(TASK A)
Answer these questions from the note on the Carlos Fuentes bonus:
(i) Which part of the bonus was meant to be the easy one?
(ii) What three titles were given as clues toward Fuentes?
(iii) What kind of players was the tournament supposed to be aimed at?

○ ○ ○ ○ ○

My intention with the Carlos Fuentes bonus was that the first part (Fuentes) would be the hard part, the middle part (Artemio Cruz) would be the medium part, and the last part would be the easy part (Bierce). My impression was that the titles I gave as clues towards Fuentes (Hydra Head, Where the Air Is Clear, Terra Nostra) are hard but not impossible and that Artemio Cruz is a fairly well-known title that seems to come up a lot in quizbowl. Perhaps the first part is easier than I thought and the second part is harder, or perhaps the whole bonus is pretty easy. Actually, looking back on this bonus I would have thought it's a rather hard bonus, and not a good idea for a tournament that was supposed to be aimed at newer players--I imagine most new players would not be able to answer either Fuentes or Artemio Cruz.

○ ○ ○ ○ ○

(TASK B) In the listing, print the lines from the one with "x-tick-label: 6: [359, 487, 368, 500]" up to and including the one with "x-tick-label: 10,5: [514, 487, 547, 502]", copying each line character for character.

○ ○ ○ ○ ○

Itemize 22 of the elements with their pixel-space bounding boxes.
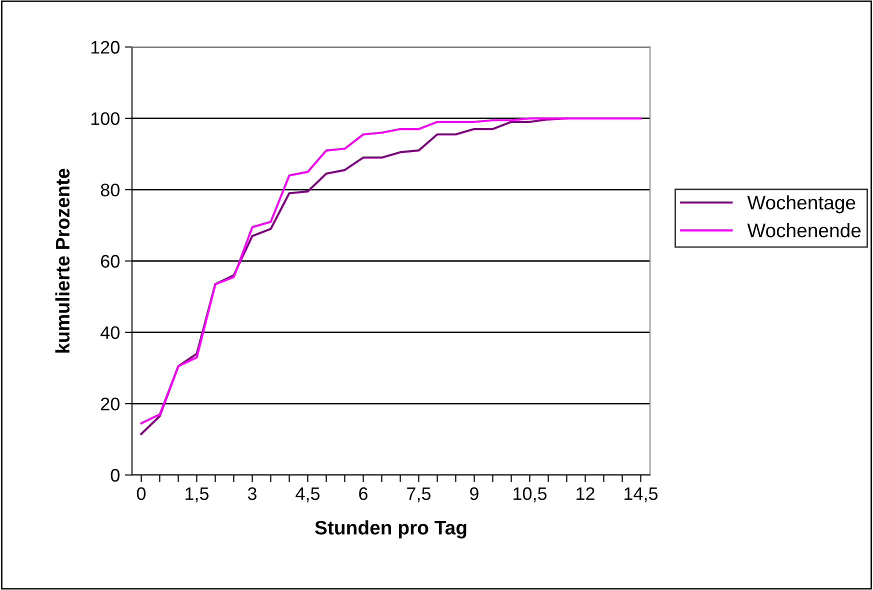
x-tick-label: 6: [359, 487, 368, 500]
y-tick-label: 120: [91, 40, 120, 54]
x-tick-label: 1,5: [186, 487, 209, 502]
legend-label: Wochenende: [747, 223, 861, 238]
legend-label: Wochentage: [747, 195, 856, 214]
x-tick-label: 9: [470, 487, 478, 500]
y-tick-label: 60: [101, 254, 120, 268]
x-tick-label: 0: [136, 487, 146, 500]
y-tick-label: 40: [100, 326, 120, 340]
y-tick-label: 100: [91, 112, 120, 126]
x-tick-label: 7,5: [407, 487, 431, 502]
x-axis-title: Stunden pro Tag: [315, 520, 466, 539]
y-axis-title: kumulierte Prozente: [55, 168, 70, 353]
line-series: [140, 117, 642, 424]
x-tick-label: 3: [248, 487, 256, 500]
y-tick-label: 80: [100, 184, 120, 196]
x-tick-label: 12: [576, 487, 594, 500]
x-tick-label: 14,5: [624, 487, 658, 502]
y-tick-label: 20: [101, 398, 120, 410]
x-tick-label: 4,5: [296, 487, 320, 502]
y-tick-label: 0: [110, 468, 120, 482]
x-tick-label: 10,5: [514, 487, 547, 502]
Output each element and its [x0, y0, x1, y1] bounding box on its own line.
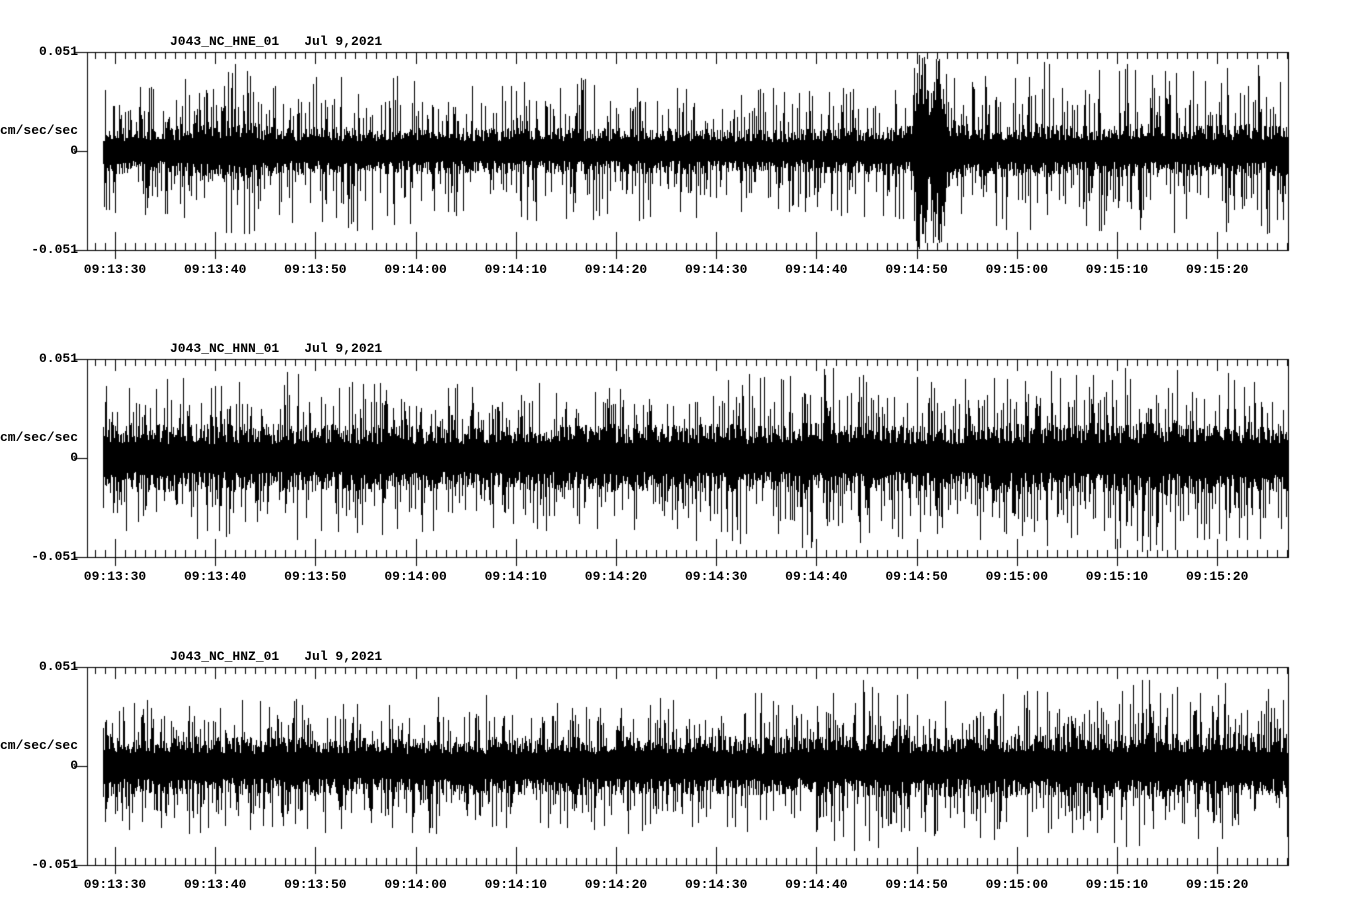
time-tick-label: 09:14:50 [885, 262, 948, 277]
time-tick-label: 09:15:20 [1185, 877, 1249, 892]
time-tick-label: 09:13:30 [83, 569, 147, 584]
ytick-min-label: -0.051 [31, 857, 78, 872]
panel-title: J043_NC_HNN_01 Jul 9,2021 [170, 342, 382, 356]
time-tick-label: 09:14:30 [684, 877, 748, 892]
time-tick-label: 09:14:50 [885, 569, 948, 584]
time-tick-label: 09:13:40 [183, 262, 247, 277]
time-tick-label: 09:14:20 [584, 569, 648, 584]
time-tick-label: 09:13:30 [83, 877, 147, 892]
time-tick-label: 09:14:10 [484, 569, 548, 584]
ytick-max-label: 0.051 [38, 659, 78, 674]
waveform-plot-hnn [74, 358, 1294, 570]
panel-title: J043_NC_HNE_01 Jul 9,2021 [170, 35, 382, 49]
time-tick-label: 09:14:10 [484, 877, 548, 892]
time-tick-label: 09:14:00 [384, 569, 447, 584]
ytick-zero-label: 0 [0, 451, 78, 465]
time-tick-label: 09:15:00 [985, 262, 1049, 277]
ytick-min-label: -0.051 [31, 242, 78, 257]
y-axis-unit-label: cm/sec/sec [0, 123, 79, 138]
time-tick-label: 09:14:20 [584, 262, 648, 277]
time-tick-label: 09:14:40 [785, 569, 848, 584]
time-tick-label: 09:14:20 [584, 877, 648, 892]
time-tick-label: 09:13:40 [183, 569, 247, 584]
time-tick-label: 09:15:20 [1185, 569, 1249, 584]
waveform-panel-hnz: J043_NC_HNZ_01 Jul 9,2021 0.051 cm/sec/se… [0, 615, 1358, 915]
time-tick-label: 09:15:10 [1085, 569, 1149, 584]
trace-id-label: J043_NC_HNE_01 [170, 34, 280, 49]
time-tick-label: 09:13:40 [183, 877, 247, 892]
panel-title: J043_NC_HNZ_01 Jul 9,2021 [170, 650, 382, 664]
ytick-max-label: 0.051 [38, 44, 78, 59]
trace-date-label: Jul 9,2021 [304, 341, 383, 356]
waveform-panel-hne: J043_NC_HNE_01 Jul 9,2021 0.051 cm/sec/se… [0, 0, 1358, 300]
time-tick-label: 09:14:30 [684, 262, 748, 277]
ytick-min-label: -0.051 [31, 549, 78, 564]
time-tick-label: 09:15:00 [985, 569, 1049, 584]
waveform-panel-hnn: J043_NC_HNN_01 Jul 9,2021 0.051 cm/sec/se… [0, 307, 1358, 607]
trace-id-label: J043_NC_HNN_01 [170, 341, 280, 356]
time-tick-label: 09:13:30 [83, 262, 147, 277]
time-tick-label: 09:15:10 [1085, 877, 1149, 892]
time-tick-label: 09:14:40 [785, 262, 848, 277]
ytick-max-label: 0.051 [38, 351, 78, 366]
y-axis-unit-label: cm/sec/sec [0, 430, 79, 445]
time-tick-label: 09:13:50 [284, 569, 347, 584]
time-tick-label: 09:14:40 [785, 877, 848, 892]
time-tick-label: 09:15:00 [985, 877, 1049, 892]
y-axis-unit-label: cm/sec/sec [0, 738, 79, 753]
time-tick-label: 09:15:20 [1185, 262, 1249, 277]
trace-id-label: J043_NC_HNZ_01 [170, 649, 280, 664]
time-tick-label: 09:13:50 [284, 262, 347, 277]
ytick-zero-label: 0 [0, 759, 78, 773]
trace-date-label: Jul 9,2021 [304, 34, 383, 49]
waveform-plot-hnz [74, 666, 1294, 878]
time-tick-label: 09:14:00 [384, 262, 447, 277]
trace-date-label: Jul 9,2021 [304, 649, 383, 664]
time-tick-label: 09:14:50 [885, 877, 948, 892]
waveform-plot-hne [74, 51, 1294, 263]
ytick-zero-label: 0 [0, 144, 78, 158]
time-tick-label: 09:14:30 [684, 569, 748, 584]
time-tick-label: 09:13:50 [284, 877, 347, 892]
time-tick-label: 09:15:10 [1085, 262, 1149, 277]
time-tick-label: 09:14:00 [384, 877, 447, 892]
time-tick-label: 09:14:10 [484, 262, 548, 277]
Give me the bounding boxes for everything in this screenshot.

○ ○ ○ ○ ○

(REPLY A)
(i) The last part, Bierce.
(ii) Hydra Head, Where the Air Is Clear, and Terra Nostra.
(iii) Newer players.

(REPLY B)
x-tick-label: 6: [359, 487, 368, 500]
y-tick-label: 120: [91, 40, 120, 54]
x-tick-label: 1,5: [186, 487, 209, 502]
legend-label: Wochenende: [747, 223, 861, 238]
legend-label: Wochentage: [747, 195, 856, 214]
x-tick-label: 9: [470, 487, 478, 500]
y-tick-label: 60: [101, 254, 120, 268]
x-tick-label: 0: [136, 487, 146, 500]
y-tick-label: 40: [100, 326, 120, 340]
y-tick-label: 100: [91, 112, 120, 126]
x-tick-label: 7,5: [407, 487, 431, 502]
x-axis-title: Stunden pro Tag: [315, 520, 466, 539]
y-axis-title: kumulierte Prozente: [55, 168, 70, 353]
line-series: [140, 117, 642, 424]
x-tick-label: 3: [248, 487, 256, 500]
y-tick-label: 80: [100, 184, 120, 196]
x-tick-label: 12: [576, 487, 594, 500]
x-tick-label: 14,5: [624, 487, 658, 502]
y-tick-label: 20: [101, 398, 120, 410]
x-tick-label: 4,5: [296, 487, 320, 502]
y-tick-label: 0: [110, 468, 120, 482]
x-tick-label: 10,5: [514, 487, 547, 502]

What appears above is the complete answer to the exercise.